(A run of records)
** Start **

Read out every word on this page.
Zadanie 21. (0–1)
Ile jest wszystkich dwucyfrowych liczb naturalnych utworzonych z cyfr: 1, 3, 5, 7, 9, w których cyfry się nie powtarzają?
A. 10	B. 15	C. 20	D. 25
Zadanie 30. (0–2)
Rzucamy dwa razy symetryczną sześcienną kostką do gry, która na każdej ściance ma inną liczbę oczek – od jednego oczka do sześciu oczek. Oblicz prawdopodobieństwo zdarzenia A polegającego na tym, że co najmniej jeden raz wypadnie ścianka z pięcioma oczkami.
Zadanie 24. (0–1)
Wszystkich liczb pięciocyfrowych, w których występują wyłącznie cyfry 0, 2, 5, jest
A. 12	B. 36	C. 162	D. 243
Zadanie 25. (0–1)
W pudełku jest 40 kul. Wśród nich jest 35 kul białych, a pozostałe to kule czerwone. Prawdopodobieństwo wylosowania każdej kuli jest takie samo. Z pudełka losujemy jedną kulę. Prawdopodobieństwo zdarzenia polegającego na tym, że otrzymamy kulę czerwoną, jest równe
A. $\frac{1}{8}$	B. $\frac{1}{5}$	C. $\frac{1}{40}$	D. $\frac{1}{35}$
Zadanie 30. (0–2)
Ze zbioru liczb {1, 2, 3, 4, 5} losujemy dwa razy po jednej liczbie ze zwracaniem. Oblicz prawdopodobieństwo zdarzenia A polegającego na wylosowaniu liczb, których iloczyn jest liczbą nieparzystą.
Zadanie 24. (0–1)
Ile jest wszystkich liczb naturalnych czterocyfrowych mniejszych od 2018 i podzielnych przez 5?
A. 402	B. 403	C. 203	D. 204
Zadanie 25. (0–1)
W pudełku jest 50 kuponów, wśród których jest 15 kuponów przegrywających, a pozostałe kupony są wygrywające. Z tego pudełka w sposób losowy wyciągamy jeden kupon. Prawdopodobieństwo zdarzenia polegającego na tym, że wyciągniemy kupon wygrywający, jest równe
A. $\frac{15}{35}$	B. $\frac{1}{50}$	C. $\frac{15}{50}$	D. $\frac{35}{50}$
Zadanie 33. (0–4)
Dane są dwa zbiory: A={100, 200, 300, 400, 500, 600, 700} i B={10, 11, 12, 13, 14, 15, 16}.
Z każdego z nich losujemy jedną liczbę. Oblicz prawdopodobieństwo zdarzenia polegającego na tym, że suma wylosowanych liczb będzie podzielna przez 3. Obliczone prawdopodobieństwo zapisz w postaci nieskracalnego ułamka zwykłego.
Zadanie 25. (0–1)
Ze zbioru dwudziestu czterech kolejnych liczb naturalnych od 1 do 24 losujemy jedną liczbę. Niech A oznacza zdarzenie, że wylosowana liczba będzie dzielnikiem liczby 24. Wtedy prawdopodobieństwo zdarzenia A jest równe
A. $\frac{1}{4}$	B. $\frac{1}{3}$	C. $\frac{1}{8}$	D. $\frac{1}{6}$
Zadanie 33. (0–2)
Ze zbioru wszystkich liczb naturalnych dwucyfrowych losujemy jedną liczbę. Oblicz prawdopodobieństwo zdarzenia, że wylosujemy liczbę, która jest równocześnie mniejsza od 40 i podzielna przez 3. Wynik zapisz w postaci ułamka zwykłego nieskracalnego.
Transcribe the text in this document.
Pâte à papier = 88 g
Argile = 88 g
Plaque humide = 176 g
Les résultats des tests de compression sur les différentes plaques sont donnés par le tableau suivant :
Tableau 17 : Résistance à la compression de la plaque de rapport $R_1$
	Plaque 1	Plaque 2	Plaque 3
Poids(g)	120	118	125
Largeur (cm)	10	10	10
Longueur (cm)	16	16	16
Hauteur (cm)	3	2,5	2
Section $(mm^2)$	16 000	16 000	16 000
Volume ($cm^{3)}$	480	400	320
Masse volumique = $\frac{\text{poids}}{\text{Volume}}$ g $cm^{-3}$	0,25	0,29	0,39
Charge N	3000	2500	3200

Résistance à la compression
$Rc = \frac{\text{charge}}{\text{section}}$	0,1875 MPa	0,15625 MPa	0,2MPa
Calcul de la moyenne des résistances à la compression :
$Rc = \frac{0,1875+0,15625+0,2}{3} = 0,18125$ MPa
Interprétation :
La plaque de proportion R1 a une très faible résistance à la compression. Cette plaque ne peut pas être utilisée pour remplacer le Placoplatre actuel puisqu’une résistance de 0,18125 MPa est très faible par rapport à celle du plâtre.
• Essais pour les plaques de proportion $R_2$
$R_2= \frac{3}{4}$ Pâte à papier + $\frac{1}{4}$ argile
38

** End **

• [Brief]
Print all of the entries exactly as they are written.

• [Exercise response]
Read out every word on this page.
Zadanie 21. (0–1)
Ile jest wszystkich dwucyfrowych liczb naturalnych utworzonych z cyfr: 1, 3, 5, 7, 9, w których cyfry się nie powtarzają?
A. 10	B. 15	C. 20	D. 25
Zadanie 30. (0–2)
Rzucamy dwa razy symetryczną sześcienną kostką do gry, która na każdej ściance ma inną liczbę oczek – od jednego oczka do sześciu oczek. Oblicz prawdopodobieństwo zdarzenia A polegającego na tym, że co najmniej jeden raz wypadnie ścianka z pięcioma oczkami.
Zadanie 24. (0–1)
Wszystkich liczb pięciocyfrowych, w których występują wyłącznie cyfry 0, 2, 5, jest
A. 12	B. 36	C. 162	D. 243
Zadanie 25. (0–1)
W pudełku jest 40 kul. Wśród nich jest 35 kul białych, a pozostałe to kule czerwone. Prawdopodobieństwo wylosowania każdej kuli jest takie samo. Z pudełka losujemy jedną kulę. Prawdopodobieństwo zdarzenia polegającego na tym, że otrzymamy kulę czerwoną, jest równe
A. $\frac{1}{8}$	B. $\frac{1}{5}$	C. $\frac{1}{40}$	D. $\frac{1}{35}$
Zadanie 30. (0–2)
Ze zbioru liczb {1, 2, 3, 4, 5} losujemy dwa razy po jednej liczbie ze zwracaniem. Oblicz prawdopodobieństwo zdarzenia A polegającego na wylosowaniu liczb, których iloczyn jest liczbą nieparzystą.
Zadanie 24. (0–1)
Ile jest wszystkich liczb naturalnych czterocyfrowych mniejszych od 2018 i podzielnych przez 5?
A. 402	B. 403	C. 203	D. 204
Zadanie 25. (0–1)
W pudełku jest 50 kuponów, wśród których jest 15 kuponów przegrywających, a pozostałe kupony są wygrywające. Z tego pudełka w sposób losowy wyciągamy jeden kupon. Prawdopodobieństwo zdarzenia polegającego na tym, że wyciągniemy kupon wygrywający, jest równe
A. $\frac{15}{35}$	B. $\frac{1}{50}$	C. $\frac{15}{50}$	D. $\frac{35}{50}$
Zadanie 33. (0–4)
Dane są dwa zbiory: A={100, 200, 300, 400, 500, 600, 700} i B={10, 11, 12, 13, 14, 15, 16}.
Z każdego z nich losujemy jedną liczbę. Oblicz prawdopodobieństwo zdarzenia polegającego na tym, że suma wylosowanych liczb będzie podzielna przez 3. Obliczone prawdopodobieństwo zapisz w postaci nieskracalnego ułamka zwykłego.
Zadanie 25. (0–1)
Ze zbioru dwudziestu czterech kolejnych liczb naturalnych od 1 do 24 losujemy jedną liczbę. Niech A oznacza zdarzenie, że wylosowana liczba będzie dzielnikiem liczby 24. Wtedy prawdopodobieństwo zdarzenia A jest równe
A. $\frac{1}{4}$	B. $\frac{1}{3}$	C. $\frac{1}{8}$	D. $\frac{1}{6}$
Zadanie 33. (0–2)
Ze zbioru wszystkich liczb naturalnych dwucyfrowych losujemy jedną liczbę. Oblicz prawdopodobieństwo zdarzenia, że wylosujemy liczbę, która jest równocześnie mniejsza od 40 i podzielna przez 3. Wynik zapisz w postaci ułamka zwykłego nieskracalnego.
Transcribe the text in this document.
Pâte à papier = 88 g
Argile = 88 g
Plaque humide = 176 g
Les résultats des tests de compression sur les différentes plaques sont donnés par le tableau suivant :
Tableau 17 : Résistance à la compression de la plaque de rapport $R_1$
	Plaque 1	Plaque 2	Plaque 3
Poids(g)	120	118	125
Largeur (cm)	10	10	10
Longueur (cm)	16	16	16
Hauteur (cm)	3	2,5	2
Section $(mm^2)$	16 000	16 000	16 000
Volume ($cm^{3)}$	480	400	320
Masse volumique = $\frac{\text{poids}}{\text{Volume}}$ g $cm^{-3}$	0,25	0,29	0,39
Charge N	3000	2500	3200

Résistance à la compression
$Rc = \frac{\text{charge}}{\text{section}}$	0,1875 MPa	0,15625 MPa	0,2MPa
Calcul de la moyenne des résistances à la compression :
$Rc = \frac{0,1875+0,15625+0,2}{3} = 0,18125$ MPa
Interprétation :
La plaque de proportion R1 a une très faible résistance à la compression. Cette plaque ne peut pas être utilisée pour remplacer le Placoplatre actuel puisqu’une résistance de 0,18125 MPa est très faible par rapport à celle du plâtre.
• Essais pour les plaques de proportion $R_2$
$R_2= \frac{3}{4}$ Pâte à papier + $\frac{1}{4}$ argile
38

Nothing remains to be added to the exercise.